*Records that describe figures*
○ ○ ○ ○

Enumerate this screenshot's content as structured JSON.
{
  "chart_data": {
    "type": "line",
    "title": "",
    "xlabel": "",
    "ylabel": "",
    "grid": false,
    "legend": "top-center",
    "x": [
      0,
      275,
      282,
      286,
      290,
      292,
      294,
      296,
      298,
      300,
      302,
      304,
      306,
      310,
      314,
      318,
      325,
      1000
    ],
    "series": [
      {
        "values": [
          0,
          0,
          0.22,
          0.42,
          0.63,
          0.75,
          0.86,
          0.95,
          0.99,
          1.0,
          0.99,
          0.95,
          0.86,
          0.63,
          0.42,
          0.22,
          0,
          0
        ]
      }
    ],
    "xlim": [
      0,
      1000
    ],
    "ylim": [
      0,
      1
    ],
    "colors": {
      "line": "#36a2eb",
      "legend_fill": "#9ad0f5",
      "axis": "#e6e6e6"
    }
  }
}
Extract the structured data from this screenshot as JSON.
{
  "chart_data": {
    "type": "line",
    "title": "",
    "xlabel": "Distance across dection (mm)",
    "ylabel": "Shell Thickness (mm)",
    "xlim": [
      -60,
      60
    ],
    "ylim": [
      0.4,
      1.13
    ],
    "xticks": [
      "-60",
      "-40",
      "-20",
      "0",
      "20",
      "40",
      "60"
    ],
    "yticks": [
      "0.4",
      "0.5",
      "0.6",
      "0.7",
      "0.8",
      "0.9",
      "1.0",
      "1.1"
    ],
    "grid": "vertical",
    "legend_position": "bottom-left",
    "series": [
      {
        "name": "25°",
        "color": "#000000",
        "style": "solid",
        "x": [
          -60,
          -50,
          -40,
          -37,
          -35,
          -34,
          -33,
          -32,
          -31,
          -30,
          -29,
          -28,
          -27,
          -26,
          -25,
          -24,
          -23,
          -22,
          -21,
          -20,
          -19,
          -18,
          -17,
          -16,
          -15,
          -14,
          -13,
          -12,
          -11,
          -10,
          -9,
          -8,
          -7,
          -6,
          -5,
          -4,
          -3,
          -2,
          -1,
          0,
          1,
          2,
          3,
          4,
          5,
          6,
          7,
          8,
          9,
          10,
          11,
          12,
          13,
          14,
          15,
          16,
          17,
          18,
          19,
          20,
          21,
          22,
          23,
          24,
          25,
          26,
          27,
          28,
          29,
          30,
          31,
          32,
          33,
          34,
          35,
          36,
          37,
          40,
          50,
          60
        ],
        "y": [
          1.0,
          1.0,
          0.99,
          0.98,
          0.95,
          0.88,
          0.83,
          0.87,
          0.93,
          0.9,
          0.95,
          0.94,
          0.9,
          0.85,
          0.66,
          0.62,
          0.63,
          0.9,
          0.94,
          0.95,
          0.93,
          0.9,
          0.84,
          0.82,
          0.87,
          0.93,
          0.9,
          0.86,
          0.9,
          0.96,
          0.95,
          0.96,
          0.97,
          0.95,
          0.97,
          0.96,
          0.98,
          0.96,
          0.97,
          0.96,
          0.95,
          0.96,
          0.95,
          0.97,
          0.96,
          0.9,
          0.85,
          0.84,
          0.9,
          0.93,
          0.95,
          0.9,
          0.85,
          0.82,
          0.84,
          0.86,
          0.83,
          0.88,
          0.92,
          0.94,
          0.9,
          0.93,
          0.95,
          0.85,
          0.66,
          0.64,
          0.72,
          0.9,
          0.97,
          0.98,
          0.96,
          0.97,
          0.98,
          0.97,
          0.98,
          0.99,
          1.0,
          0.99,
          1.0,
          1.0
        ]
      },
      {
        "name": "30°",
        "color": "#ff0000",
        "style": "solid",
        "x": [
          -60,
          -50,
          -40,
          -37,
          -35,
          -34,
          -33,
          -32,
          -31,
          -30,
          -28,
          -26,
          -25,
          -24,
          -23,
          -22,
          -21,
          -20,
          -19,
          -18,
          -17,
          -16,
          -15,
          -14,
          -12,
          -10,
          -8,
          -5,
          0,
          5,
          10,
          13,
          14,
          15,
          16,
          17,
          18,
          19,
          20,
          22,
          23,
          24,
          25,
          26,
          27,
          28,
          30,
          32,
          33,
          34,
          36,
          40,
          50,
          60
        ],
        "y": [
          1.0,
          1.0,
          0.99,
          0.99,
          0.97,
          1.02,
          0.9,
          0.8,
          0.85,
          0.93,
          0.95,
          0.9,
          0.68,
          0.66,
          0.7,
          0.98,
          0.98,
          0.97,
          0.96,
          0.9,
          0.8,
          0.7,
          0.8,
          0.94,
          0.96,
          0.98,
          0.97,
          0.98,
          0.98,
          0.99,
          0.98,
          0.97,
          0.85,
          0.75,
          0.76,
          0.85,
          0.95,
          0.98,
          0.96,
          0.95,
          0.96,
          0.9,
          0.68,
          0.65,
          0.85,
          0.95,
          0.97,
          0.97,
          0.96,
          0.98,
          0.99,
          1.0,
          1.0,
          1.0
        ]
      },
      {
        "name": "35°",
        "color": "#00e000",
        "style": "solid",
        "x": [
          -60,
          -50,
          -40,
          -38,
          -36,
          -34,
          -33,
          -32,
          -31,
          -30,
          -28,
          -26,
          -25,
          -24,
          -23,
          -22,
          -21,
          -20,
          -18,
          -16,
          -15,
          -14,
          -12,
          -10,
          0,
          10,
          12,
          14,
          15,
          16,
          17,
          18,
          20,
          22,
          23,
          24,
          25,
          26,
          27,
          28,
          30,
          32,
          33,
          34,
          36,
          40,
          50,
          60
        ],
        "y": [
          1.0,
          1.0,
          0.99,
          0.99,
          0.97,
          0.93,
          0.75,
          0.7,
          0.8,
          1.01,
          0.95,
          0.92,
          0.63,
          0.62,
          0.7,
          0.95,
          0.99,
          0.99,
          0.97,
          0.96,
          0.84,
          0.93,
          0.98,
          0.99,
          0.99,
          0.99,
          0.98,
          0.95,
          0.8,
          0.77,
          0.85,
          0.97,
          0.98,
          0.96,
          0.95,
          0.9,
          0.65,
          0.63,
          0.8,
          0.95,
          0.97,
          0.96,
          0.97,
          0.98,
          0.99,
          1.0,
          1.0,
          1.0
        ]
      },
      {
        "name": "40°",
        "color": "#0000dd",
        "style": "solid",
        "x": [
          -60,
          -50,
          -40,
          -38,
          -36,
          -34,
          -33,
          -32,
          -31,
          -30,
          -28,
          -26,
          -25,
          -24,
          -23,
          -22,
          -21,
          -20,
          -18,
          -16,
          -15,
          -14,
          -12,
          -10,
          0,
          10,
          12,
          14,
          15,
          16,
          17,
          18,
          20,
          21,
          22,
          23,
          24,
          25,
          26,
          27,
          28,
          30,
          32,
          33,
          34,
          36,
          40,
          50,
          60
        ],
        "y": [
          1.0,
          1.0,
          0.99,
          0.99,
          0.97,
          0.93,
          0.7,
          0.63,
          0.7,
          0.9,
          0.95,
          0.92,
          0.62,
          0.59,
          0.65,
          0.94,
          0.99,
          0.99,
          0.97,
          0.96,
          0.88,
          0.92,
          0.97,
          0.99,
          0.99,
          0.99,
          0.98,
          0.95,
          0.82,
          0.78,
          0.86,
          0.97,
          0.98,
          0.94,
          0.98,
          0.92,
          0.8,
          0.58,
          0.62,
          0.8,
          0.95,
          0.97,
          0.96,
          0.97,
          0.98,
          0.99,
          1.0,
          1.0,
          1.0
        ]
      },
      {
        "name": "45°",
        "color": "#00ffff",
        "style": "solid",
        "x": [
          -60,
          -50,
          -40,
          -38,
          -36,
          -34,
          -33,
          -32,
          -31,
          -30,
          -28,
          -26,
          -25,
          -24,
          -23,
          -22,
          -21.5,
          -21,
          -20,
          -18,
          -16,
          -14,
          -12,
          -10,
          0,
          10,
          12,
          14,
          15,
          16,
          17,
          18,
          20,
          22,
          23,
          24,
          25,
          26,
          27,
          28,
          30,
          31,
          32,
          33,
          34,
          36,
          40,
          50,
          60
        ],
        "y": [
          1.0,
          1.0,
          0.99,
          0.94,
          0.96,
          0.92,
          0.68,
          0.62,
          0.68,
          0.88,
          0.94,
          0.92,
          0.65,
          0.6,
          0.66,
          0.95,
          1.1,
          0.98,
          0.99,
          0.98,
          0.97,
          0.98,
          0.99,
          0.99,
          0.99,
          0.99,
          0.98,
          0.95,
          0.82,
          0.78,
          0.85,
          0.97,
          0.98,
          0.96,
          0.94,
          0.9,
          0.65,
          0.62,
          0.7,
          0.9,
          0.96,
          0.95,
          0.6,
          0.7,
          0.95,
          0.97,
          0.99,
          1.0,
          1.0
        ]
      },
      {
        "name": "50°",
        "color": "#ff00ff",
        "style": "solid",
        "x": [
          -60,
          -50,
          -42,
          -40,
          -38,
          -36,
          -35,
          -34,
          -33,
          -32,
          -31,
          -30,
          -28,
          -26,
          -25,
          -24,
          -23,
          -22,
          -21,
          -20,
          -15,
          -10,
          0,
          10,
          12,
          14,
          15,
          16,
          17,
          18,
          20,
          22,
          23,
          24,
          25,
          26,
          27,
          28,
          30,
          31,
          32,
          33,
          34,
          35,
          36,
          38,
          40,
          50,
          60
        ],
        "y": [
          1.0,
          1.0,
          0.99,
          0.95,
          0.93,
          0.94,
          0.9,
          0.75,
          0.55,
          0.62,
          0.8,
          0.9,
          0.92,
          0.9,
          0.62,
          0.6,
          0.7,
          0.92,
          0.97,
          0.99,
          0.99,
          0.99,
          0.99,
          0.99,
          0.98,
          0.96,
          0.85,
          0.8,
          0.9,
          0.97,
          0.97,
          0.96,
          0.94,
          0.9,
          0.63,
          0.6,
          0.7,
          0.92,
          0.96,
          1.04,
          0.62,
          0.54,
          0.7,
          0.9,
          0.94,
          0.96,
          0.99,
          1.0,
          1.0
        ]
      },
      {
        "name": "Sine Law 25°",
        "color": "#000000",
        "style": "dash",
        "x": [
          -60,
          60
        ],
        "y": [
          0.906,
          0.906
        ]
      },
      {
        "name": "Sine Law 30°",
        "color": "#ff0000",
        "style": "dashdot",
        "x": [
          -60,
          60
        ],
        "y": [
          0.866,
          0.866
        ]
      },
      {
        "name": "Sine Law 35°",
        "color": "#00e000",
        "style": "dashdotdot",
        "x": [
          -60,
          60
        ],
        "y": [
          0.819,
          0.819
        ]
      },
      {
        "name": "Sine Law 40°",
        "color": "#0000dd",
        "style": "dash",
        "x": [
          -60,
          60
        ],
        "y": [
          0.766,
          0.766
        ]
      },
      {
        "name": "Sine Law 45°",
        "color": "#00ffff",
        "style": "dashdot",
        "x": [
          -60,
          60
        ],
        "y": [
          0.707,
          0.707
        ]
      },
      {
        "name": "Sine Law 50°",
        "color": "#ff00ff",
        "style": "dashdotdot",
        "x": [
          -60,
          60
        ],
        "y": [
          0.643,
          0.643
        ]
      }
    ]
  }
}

○ ○ ○ ○

*YOUR TASK*
Locate all lines holding the word "Sine", then copy them out.

*ANSWER BELOW*
        "name": "Sine Law 25°",
        "name": "Sine Law 30°",
        "name": "Sine Law 35°",
        "name": "Sine Law 40°",
        "name": "Sine Law 45°",
        "name": "Sine Law 50°",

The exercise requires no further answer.